DATA RECORDS:
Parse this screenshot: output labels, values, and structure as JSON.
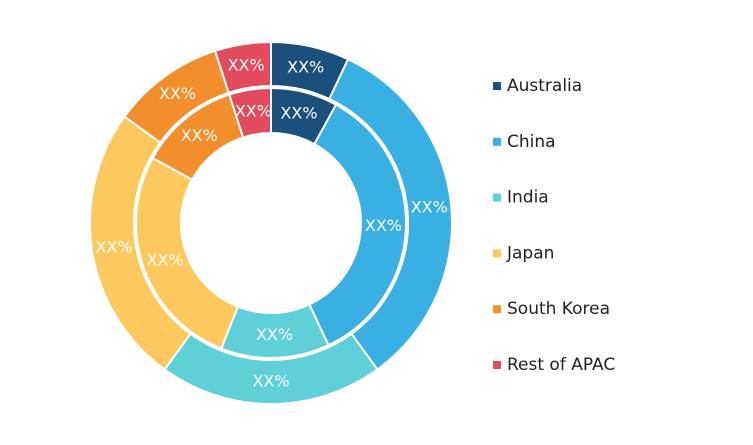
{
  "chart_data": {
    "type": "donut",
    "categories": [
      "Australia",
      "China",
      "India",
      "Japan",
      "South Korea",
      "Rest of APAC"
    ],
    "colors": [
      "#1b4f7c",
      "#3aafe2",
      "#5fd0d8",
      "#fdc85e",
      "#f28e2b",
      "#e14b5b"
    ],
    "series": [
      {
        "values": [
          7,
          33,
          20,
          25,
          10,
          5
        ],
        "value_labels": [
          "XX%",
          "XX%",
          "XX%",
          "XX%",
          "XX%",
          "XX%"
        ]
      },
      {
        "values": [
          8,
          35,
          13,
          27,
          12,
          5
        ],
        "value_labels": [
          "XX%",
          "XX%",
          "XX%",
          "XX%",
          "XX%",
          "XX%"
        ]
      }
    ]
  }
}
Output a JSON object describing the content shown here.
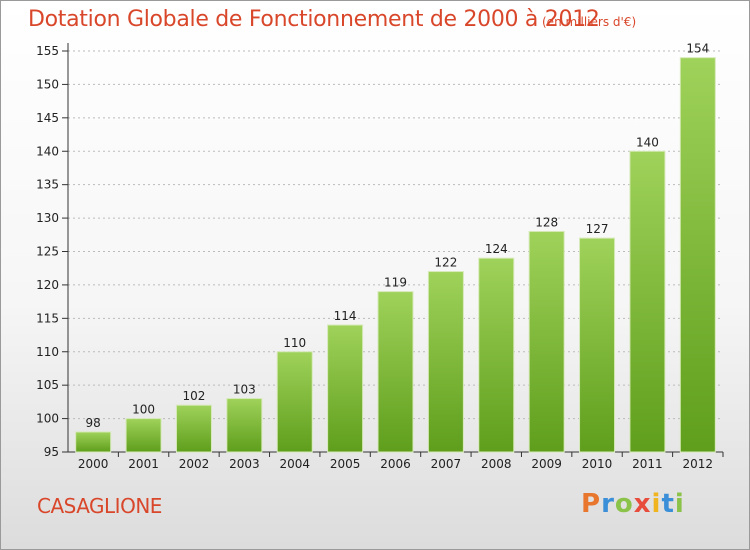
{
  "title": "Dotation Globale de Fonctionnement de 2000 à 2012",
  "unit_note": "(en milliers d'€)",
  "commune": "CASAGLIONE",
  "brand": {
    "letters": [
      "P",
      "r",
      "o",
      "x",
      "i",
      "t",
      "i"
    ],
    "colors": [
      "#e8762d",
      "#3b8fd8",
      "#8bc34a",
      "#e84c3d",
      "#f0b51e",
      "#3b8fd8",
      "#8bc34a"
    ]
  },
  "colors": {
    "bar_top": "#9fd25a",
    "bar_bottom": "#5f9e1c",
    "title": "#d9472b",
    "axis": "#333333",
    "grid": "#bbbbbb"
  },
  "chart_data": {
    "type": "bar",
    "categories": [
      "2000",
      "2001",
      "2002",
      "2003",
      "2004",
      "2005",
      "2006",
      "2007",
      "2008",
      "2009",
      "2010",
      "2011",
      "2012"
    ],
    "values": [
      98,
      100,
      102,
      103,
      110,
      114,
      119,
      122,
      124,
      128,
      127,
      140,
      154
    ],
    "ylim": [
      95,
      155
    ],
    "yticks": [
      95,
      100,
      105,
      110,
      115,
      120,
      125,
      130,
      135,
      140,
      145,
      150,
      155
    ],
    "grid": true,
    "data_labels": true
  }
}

TO BE DONE: Each entry should be repeated exactly as it appears; the pictures stay out.

RESULT OF THE TASK:
Parse this screenshot: output labels, values, and structure as JSON.
{
  "chart_data": {
    "type": "donut",
    "categories": [
      "Australia",
      "China",
      "India",
      "Japan",
      "South Korea",
      "Rest of APAC"
    ],
    "colors": [
      "#1b4f7c",
      "#3aafe2",
      "#5fd0d8",
      "#fdc85e",
      "#f28e2b",
      "#e14b5b"
    ],
    "series": [
      {
        "values": [
          7,
          33,
          20,
          25,
          10,
          5
        ],
        "value_labels": [
          "XX%",
          "XX%",
          "XX%",
          "XX%",
          "XX%",
          "XX%"
        ]
      },
      {
        "values": [
          8,
          35,
          13,
          27,
          12,
          5
        ],
        "value_labels": [
          "XX%",
          "XX%",
          "XX%",
          "XX%",
          "XX%",
          "XX%"
        ]
      }
    ]
  }
}
Output a JSON object describing the content shown here.
{
  "title": "Dotation Globale de Fonctionnement de 2000 à 2012",
  "unit_note": "(en milliers d'€)",
  "commune": "CASAGLIONE",
  "brand": {
    "letters": [
      "P",
      "r",
      "o",
      "x",
      "i",
      "t",
      "i"
    ],
    "colors": [
      "#e8762d",
      "#3b8fd8",
      "#8bc34a",
      "#e84c3d",
      "#f0b51e",
      "#3b8fd8",
      "#8bc34a"
    ]
  },
  "colors": {
    "bar_top": "#9fd25a",
    "bar_bottom": "#5f9e1c",
    "title": "#d9472b",
    "axis": "#333333",
    "grid": "#bbbbbb"
  },
  "chart_data": {
    "type": "bar",
    "categories": [
      "2000",
      "2001",
      "2002",
      "2003",
      "2004",
      "2005",
      "2006",
      "2007",
      "2008",
      "2009",
      "2010",
      "2011",
      "2012"
    ],
    "values": [
      98,
      100,
      102,
      103,
      110,
      114,
      119,
      122,
      124,
      128,
      127,
      140,
      154
    ],
    "ylim": [
      95,
      155
    ],
    "yticks": [
      95,
      100,
      105,
      110,
      115,
      120,
      125,
      130,
      135,
      140,
      145,
      150,
      155
    ],
    "grid": true,
    "data_labels": true
  }
}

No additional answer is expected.